Collected data entries
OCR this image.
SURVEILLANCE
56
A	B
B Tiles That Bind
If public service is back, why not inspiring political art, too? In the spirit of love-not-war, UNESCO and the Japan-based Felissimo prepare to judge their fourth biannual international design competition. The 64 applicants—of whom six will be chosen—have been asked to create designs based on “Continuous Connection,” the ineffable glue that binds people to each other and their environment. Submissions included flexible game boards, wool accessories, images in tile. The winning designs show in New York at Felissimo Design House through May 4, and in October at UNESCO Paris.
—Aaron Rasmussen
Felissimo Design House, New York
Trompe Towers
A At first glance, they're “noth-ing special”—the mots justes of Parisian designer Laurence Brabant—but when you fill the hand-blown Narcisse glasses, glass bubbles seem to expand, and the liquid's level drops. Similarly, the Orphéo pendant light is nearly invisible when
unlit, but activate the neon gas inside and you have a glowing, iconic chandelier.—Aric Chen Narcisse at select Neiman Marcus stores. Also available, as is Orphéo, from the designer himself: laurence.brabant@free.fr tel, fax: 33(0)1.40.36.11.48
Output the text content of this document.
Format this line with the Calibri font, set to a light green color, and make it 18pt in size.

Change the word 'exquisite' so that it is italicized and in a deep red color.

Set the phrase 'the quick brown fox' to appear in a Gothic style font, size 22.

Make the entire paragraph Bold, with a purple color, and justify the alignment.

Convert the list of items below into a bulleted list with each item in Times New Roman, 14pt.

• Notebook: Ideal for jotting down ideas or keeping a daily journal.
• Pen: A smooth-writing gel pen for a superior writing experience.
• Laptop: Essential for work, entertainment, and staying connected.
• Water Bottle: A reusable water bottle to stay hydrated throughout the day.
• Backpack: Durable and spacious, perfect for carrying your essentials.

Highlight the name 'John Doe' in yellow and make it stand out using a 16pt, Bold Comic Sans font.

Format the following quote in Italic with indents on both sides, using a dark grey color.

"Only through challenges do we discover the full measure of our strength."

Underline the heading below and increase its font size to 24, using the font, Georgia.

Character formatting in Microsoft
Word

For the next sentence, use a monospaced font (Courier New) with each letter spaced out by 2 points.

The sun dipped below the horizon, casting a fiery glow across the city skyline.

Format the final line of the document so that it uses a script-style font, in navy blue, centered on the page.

**Task objective:**
Emit verbatim the lines running from the one with "Output the text content of this document." through the last line of the data, both endpoints inclusive.

**Response to this task:**
Output the text content of this document.
Format this line with the Calibri font, set to a light green color, and make it 18pt in size.

Change the word 'exquisite' so that it is italicized and in a deep red color.

Set the phrase 'the quick brown fox' to appear in a Gothic style font, size 22.

Make the entire paragraph Bold, with a purple color, and justify the alignment.

Convert the list of items below into a bulleted list with each item in Times New Roman, 14pt.

• Notebook: Ideal for jotting down ideas or keeping a daily journal.
• Pen: A smooth-writing gel pen for a superior writing experience.
• Laptop: Essential for work, entertainment, and staying connected.
• Water Bottle: A reusable water bottle to stay hydrated throughout the day.
• Backpack: Durable and spacious, perfect for carrying your essentials.

Highlight the name 'John Doe' in yellow and make it stand out using a 16pt, Bold Comic Sans font.

Format the following quote in Italic with indents on both sides, using a dark grey color.

"Only through challenges do we discover the full measure of our strength."

Underline the heading below and increase its font size to 24, using the font, Georgia.

Character formatting in Microsoft
Word

For the next sentence, use a monospaced font (Courier New) with each letter spaced out by 2 points.

The sun dipped below the horizon, casting a fiery glow across the city skyline.

Format the final line of the document so that it uses a script-style font, in navy blue, centered on the page.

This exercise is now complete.